* begin Given data *
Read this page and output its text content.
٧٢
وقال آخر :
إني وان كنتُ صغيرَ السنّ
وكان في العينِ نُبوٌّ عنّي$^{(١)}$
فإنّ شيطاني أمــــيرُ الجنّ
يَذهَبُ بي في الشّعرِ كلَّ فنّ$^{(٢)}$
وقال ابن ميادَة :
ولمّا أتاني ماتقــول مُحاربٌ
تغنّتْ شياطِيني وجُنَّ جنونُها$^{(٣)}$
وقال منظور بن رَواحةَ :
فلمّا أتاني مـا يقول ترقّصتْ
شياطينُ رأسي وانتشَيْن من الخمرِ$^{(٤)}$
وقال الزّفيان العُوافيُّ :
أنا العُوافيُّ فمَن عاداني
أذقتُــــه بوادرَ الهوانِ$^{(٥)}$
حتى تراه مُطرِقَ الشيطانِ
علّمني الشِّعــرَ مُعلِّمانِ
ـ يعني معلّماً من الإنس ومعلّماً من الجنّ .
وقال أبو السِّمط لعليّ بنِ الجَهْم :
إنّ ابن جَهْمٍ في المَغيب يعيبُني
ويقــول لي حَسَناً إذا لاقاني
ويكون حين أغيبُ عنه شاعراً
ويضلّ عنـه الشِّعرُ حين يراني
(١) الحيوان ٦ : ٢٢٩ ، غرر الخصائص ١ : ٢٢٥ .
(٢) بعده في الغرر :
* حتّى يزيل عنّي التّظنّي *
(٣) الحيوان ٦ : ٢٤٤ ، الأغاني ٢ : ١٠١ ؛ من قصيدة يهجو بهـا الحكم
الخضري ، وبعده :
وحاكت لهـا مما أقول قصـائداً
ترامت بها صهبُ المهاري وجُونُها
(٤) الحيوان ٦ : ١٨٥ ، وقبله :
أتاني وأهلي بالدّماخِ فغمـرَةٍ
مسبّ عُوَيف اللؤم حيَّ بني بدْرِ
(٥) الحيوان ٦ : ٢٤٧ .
* end Given data *
### Written exercise
Output the entries exactly.

### Result for this task
Read this page and output its text content.
٧٢
وقال آخر :
إني وان كنتُ صغيرَ السنّ
وكان في العينِ نُبوٌّ عنّي$^{(١)}$
فإنّ شيطاني أمــــيرُ الجنّ
يَذهَبُ بي في الشّعرِ كلَّ فنّ$^{(٢)}$
وقال ابن ميادَة :
ولمّا أتاني ماتقــول مُحاربٌ
تغنّتْ شياطِيني وجُنَّ جنونُها$^{(٣)}$
وقال منظور بن رَواحةَ :
فلمّا أتاني مـا يقول ترقّصتْ
شياطينُ رأسي وانتشَيْن من الخمرِ$^{(٤)}$
وقال الزّفيان العُوافيُّ :
أنا العُوافيُّ فمَن عاداني
أذقتُــــه بوادرَ الهوانِ$^{(٥)}$
حتى تراه مُطرِقَ الشيطانِ
علّمني الشِّعــرَ مُعلِّمانِ
ـ يعني معلّماً من الإنس ومعلّماً من الجنّ .
وقال أبو السِّمط لعليّ بنِ الجَهْم :
إنّ ابن جَهْمٍ في المَغيب يعيبُني
ويقــول لي حَسَناً إذا لاقاني
ويكون حين أغيبُ عنه شاعراً
ويضلّ عنـه الشِّعرُ حين يراني
(١) الحيوان ٦ : ٢٢٩ ، غرر الخصائص ١ : ٢٢٥ .
(٢) بعده في الغرر :
* حتّى يزيل عنّي التّظنّي *
(٣) الحيوان ٦ : ٢٤٤ ، الأغاني ٢ : ١٠١ ؛ من قصيدة يهجو بهـا الحكم
الخضري ، وبعده :
وحاكت لهـا مما أقول قصـائداً
ترامت بها صهبُ المهاري وجُونُها
(٤) الحيوان ٦ : ١٨٥ ، وقبله :
أتاني وأهلي بالدّماخِ فغمـرَةٍ
مسبّ عُوَيف اللؤم حيَّ بني بدْرِ
(٥) الحيوان ٦ : ٢٤٧ .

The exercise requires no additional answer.